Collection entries

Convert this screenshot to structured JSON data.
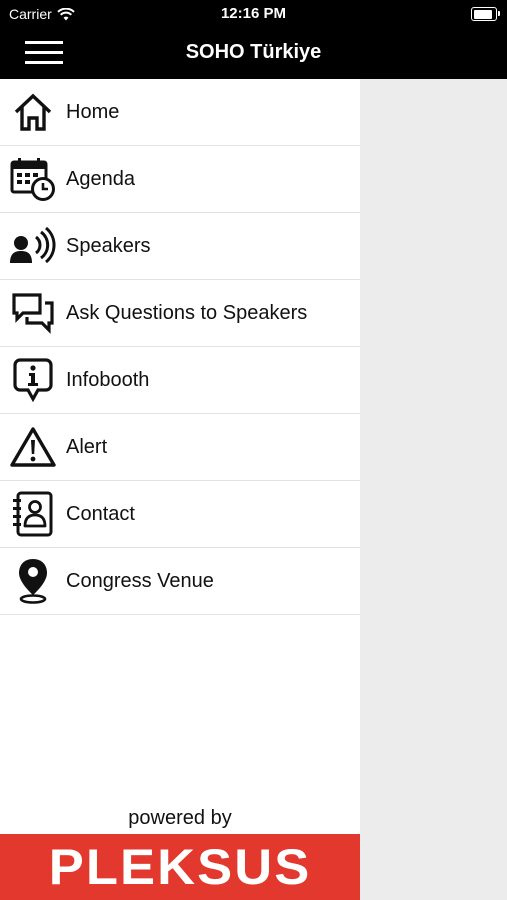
{
  "status_bar": {
    "carrier": "Carrier",
    "time": "12:16 PM"
  },
  "nav": {
    "title": "SOHO Türkiye",
    "menu_icon": "hamburger-icon"
  },
  "menu": [
    {
      "label": "Home",
      "icon": "home-icon"
    },
    {
      "label": "Agenda",
      "icon": "calendar-clock-icon"
    },
    {
      "label": "Speakers",
      "icon": "speaker-person-icon"
    },
    {
      "label": "Ask Questions to Speakers",
      "icon": "chat-bubbles-icon"
    },
    {
      "label": "Infobooth",
      "icon": "info-bubble-icon"
    },
    {
      "label": "Alert",
      "icon": "warning-triangle-icon"
    },
    {
      "label": "Contact",
      "icon": "contact-book-icon"
    },
    {
      "label": "Congress Venue",
      "icon": "location-pin-icon"
    }
  ],
  "footer": {
    "powered_by": "powered by",
    "brand": "PLEKSUS",
    "brand_color": "#e2382d"
  }
}
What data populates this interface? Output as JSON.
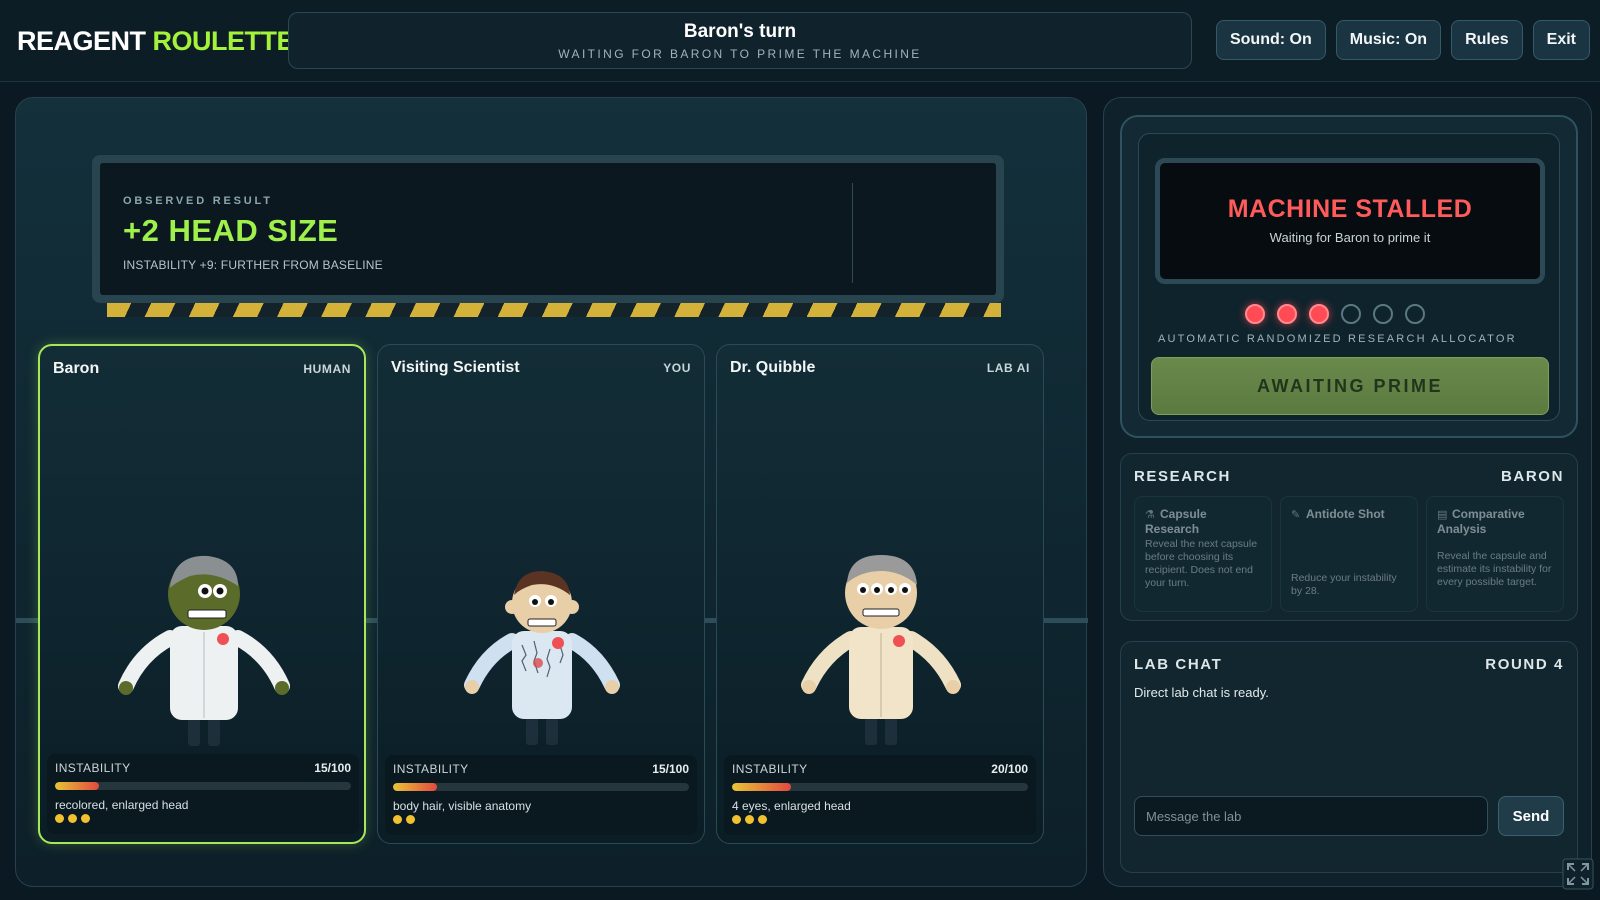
{
  "app": {
    "title_white": "REAGENT",
    "title_green": "ROULETTE"
  },
  "turn": {
    "title": "Baron's turn",
    "subtitle": "WAITING FOR BARON TO PRIME THE MACHINE"
  },
  "toolbar": {
    "sound": "Sound: On",
    "music": "Music: On",
    "rules": "Rules",
    "exit": "Exit"
  },
  "result": {
    "label": "OBSERVED RESULT",
    "value": "+2 HEAD SIZE",
    "note": "INSTABILITY +9: FURTHER FROM BASELINE"
  },
  "players": [
    {
      "name": "Baron",
      "role": "HUMAN",
      "instability_label": "INSTABILITY",
      "instability_text": "15/100",
      "instability": 15,
      "traits": "recolored, enlarged head",
      "dots": 3,
      "active": true,
      "skin": "#5a6b2a",
      "hair": "#8a8f92"
    },
    {
      "name": "Visiting Scientist",
      "role": "YOU",
      "instability_label": "INSTABILITY",
      "instability_text": "15/100",
      "instability": 15,
      "traits": "body hair, visible anatomy",
      "dots": 2,
      "active": false,
      "skin": "#e8cfa8",
      "hair": "#5a3322"
    },
    {
      "name": "Dr. Quibble",
      "role": "LAB AI",
      "instability_label": "INSTABILITY",
      "instability_text": "20/100",
      "instability": 20,
      "traits": "4 eyes, enlarged head",
      "dots": 3,
      "active": false,
      "skin": "#e8cfa8",
      "hair": "#9a9a9a"
    }
  ],
  "machine": {
    "status": "MACHINE STALLED",
    "status_sub": "Waiting for Baron to prime it",
    "lights_total": 6,
    "lights_on": 3,
    "allocator_label": "AUTOMATIC RANDOMIZED RESEARCH ALLOCATOR",
    "prime_button": "AWAITING PRIME"
  },
  "research": {
    "title": "RESEARCH",
    "owner": "BARON",
    "items": [
      {
        "title": "Capsule Research",
        "desc": "Reveal the next capsule before choosing its recipient. Does not end your turn.",
        "icon": "flask-icon"
      },
      {
        "title": "Antidote Shot",
        "desc": "Reduce your instability by 28.",
        "icon": "syringe-icon"
      },
      {
        "title": "Comparative Analysis",
        "desc": "Reveal the capsule and estimate its instability for every possible target.",
        "icon": "chart-icon"
      }
    ]
  },
  "chat": {
    "title": "LAB CHAT",
    "round": "ROUND 4",
    "message": "Direct lab chat is ready.",
    "placeholder": "Message the lab",
    "send": "Send"
  },
  "colors": {
    "accent": "#a4f23a",
    "danger": "#ff5b5b",
    "warning": "#f2c12f"
  }
}
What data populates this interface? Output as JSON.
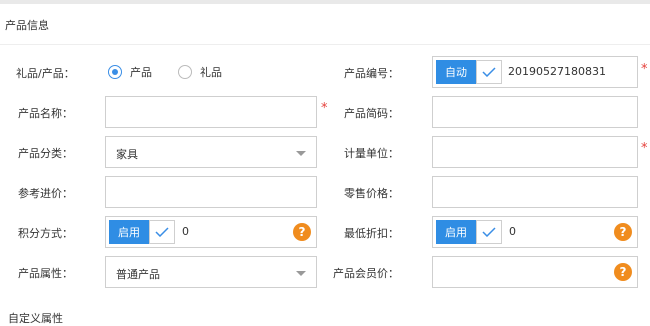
{
  "section": {
    "title": "产品信息",
    "footer_title": "自定义属性"
  },
  "form": {
    "type": {
      "label": "礼品/产品：",
      "options": [
        {
          "label": "产品",
          "selected": true
        },
        {
          "label": "礼品",
          "selected": false
        }
      ]
    },
    "product_code": {
      "label": "产品编号：",
      "toggle_label": "自动",
      "value": "20190527180831",
      "required": "*"
    },
    "product_name": {
      "label": "产品名称：",
      "value": "",
      "required": "*"
    },
    "short_code": {
      "label": "产品简码：",
      "value": ""
    },
    "category": {
      "label": "产品分类：",
      "value": "家具"
    },
    "unit": {
      "label": "计量单位：",
      "value": "",
      "required": "*"
    },
    "ref_price": {
      "label": "参考进价：",
      "value": ""
    },
    "retail_price": {
      "label": "零售价格：",
      "value": ""
    },
    "points_mode": {
      "label": "积分方式：",
      "toggle_label": "启用",
      "value": "0",
      "help": "?"
    },
    "min_discount": {
      "label": "最低折扣：",
      "toggle_label": "启用",
      "value": "0",
      "help": "?"
    },
    "attribute": {
      "label": "产品属性：",
      "value": "普通产品"
    },
    "member_price": {
      "label": "产品会员价：",
      "value": "",
      "help": "?"
    }
  },
  "colors": {
    "accent": "#2f8de4",
    "required": "#e5403b",
    "help": "#f08c1e"
  }
}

### Aim
Find how many lines of the listing include the string "desc" and give that number, nothing else.

### Result
3